_EXERCISE OBJECTIVE:_
Tally the lines in the data that follows that include the word "University", and report nothing but the total.
* Start DATA SHOWN *
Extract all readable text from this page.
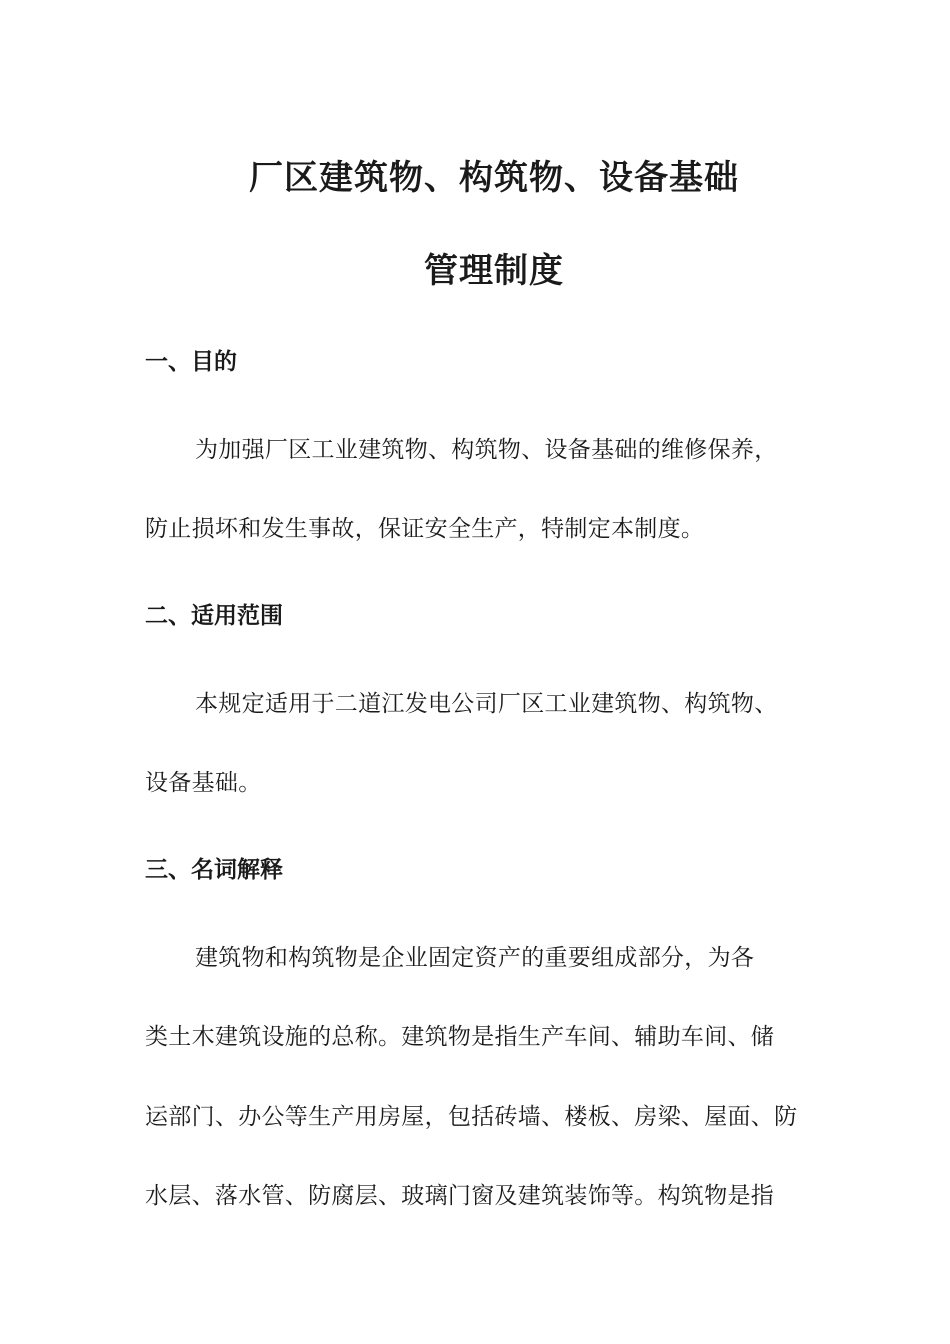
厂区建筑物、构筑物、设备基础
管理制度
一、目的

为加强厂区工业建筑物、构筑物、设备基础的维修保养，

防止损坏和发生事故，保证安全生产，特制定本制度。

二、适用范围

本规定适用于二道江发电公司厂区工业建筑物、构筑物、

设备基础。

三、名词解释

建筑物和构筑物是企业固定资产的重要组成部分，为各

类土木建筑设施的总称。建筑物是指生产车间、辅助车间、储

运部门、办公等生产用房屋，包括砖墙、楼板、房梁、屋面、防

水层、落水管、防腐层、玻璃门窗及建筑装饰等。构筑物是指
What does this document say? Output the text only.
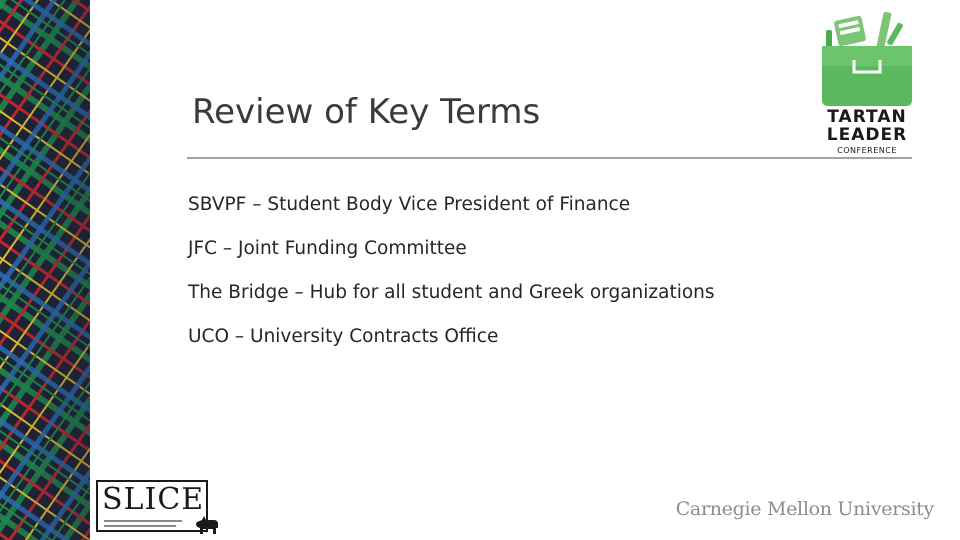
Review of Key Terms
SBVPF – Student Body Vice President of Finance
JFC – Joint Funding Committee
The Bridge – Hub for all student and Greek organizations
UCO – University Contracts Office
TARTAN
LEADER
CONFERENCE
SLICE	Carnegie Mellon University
* End DATA SHOWN *
* Start DATA SHOWN *
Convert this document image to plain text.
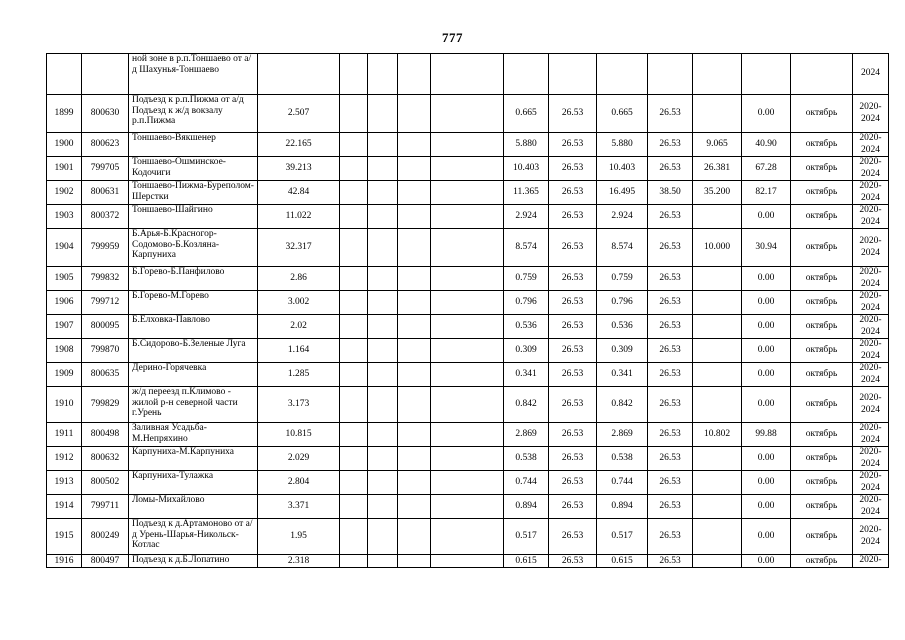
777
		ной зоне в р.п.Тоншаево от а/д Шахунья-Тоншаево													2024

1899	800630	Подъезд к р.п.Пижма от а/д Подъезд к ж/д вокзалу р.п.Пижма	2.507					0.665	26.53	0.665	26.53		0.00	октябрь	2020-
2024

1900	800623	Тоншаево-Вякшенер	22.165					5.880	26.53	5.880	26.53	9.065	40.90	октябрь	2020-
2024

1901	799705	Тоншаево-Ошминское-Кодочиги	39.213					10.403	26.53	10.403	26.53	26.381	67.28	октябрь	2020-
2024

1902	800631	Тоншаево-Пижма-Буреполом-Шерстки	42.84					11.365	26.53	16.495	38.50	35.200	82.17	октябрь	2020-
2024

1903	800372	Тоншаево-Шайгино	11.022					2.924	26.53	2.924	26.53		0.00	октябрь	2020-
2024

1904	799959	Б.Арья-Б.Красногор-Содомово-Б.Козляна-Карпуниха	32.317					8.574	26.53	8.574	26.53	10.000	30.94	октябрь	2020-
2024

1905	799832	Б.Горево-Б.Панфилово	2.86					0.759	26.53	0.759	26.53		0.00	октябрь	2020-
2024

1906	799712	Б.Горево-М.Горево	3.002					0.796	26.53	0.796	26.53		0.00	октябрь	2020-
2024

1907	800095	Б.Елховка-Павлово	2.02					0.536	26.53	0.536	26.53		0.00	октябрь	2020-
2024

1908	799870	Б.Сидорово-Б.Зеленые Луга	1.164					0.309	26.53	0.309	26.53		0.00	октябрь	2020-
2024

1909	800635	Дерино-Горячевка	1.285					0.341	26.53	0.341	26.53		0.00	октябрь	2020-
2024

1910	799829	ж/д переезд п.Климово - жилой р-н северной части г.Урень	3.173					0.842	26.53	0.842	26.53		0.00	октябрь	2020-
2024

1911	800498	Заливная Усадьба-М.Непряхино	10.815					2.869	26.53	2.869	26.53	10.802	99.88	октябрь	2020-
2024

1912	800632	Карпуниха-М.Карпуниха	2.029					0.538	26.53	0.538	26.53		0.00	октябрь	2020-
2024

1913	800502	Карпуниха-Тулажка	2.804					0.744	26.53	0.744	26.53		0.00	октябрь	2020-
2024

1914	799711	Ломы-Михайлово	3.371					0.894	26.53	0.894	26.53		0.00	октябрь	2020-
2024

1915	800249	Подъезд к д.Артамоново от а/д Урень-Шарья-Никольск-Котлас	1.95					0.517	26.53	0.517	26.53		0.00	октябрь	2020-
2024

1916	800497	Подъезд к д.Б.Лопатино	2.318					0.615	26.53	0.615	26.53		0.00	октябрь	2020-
* End DATA SHOWN *
_WRITTEN SOLUTION:_
2